» EXERCISE DETAILS
Write the data out again, exactly as given.

[START OF RECORD LIST]

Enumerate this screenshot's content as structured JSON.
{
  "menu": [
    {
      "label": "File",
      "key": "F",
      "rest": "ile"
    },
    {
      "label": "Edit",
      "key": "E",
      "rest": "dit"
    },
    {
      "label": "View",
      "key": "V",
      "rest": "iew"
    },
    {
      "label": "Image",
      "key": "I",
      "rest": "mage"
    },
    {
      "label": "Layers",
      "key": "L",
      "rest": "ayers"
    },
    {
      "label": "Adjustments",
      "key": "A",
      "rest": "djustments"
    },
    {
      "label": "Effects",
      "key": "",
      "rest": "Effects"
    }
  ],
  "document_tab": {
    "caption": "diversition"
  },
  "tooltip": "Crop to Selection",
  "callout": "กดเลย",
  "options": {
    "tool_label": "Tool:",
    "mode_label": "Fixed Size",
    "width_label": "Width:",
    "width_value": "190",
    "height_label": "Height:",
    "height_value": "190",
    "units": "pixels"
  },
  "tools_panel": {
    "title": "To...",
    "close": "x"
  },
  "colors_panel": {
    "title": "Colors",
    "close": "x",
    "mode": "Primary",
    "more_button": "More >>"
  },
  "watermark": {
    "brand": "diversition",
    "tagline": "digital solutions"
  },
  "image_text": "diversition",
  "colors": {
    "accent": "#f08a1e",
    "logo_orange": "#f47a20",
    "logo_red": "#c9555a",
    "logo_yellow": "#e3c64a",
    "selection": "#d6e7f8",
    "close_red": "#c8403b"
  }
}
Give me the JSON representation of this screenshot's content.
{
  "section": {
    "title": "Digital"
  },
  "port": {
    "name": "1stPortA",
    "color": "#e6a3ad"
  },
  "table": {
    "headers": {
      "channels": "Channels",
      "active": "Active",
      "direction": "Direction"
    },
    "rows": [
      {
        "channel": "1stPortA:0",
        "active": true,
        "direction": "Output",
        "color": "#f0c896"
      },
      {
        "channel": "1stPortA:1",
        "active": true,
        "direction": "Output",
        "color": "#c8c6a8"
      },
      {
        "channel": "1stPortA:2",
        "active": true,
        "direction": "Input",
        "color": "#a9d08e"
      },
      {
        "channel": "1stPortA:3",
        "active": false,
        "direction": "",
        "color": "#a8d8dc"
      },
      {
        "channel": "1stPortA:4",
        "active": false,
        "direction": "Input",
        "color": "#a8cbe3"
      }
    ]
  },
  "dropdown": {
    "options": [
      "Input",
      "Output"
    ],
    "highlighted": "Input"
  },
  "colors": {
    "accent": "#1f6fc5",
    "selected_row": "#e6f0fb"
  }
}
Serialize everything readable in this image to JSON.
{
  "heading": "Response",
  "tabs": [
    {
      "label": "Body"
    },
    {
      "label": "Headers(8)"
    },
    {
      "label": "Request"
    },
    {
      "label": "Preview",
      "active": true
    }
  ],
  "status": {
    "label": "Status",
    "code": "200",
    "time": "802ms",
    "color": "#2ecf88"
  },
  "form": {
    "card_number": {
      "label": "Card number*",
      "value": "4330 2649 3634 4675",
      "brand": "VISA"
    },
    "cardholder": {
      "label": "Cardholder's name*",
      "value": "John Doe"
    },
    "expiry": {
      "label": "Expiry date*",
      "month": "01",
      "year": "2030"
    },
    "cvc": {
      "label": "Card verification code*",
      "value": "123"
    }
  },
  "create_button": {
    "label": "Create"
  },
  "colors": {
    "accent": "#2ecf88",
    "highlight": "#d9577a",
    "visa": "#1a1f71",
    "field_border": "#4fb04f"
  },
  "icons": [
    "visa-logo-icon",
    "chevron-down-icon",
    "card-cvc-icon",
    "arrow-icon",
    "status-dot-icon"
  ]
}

[END OF RECORD LIST]

» ANSWER TO THIS PROBLEM
Enumerate this screenshot's content as structured JSON.
{
  "menu": [
    {
      "label": "File",
      "key": "F",
      "rest": "ile"
    },
    {
      "label": "Edit",
      "key": "E",
      "rest": "dit"
    },
    {
      "label": "View",
      "key": "V",
      "rest": "iew"
    },
    {
      "label": "Image",
      "key": "I",
      "rest": "mage"
    },
    {
      "label": "Layers",
      "key": "L",
      "rest": "ayers"
    },
    {
      "label": "Adjustments",
      "key": "A",
      "rest": "djustments"
    },
    {
      "label": "Effects",
      "key": "",
      "rest": "Effects"
    }
  ],
  "document_tab": {
    "caption": "diversition"
  },
  "tooltip": "Crop to Selection",
  "callout": "กดเลย",
  "options": {
    "tool_label": "Tool:",
    "mode_label": "Fixed Size",
    "width_label": "Width:",
    "width_value": "190",
    "height_label": "Height:",
    "height_value": "190",
    "units": "pixels"
  },
  "tools_panel": {
    "title": "To...",
    "close": "x"
  },
  "colors_panel": {
    "title": "Colors",
    "close": "x",
    "mode": "Primary",
    "more_button": "More >>"
  },
  "watermark": {
    "brand": "diversition",
    "tagline": "digital solutions"
  },
  "image_text": "diversition",
  "colors": {
    "accent": "#f08a1e",
    "logo_orange": "#f47a20",
    "logo_red": "#c9555a",
    "logo_yellow": "#e3c64a",
    "selection": "#d6e7f8",
    "close_red": "#c8403b"
  }
}
Give me the JSON representation of this screenshot's content.
{
  "section": {
    "title": "Digital"
  },
  "port": {
    "name": "1stPortA",
    "color": "#e6a3ad"
  },
  "table": {
    "headers": {
      "channels": "Channels",
      "active": "Active",
      "direction": "Direction"
    },
    "rows": [
      {
        "channel": "1stPortA:0",
        "active": true,
        "direction": "Output",
        "color": "#f0c896"
      },
      {
        "channel": "1stPortA:1",
        "active": true,
        "direction": "Output",
        "color": "#c8c6a8"
      },
      {
        "channel": "1stPortA:2",
        "active": true,
        "direction": "Input",
        "color": "#a9d08e"
      },
      {
        "channel": "1stPortA:3",
        "active": false,
        "direction": "",
        "color": "#a8d8dc"
      },
      {
        "channel": "1stPortA:4",
        "active": false,
        "direction": "Input",
        "color": "#a8cbe3"
      }
    ]
  },
  "dropdown": {
    "options": [
      "Input",
      "Output"
    ],
    "highlighted": "Input"
  },
  "colors": {
    "accent": "#1f6fc5",
    "selected_row": "#e6f0fb"
  }
}
Serialize everything readable in this image to JSON.
{
  "heading": "Response",
  "tabs": [
    {
      "label": "Body"
    },
    {
      "label": "Headers(8)"
    },
    {
      "label": "Request"
    },
    {
      "label": "Preview",
      "active": true
    }
  ],
  "status": {
    "label": "Status",
    "code": "200",
    "time": "802ms",
    "color": "#2ecf88"
  },
  "form": {
    "card_number": {
      "label": "Card number*",
      "value": "4330 2649 3634 4675",
      "brand": "VISA"
    },
    "cardholder": {
      "label": "Cardholder's name*",
      "value": "John Doe"
    },
    "expiry": {
      "label": "Expiry date*",
      "month": "01",
      "year": "2030"
    },
    "cvc": {
      "label": "Card verification code*",
      "value": "123"
    }
  },
  "create_button": {
    "label": "Create"
  },
  "colors": {
    "accent": "#2ecf88",
    "highlight": "#d9577a",
    "visa": "#1a1f71",
    "field_border": "#4fb04f"
  },
  "icons": [
    "visa-logo-icon",
    "chevron-down-icon",
    "card-cvc-icon",
    "arrow-icon",
    "status-dot-icon"
  ]
}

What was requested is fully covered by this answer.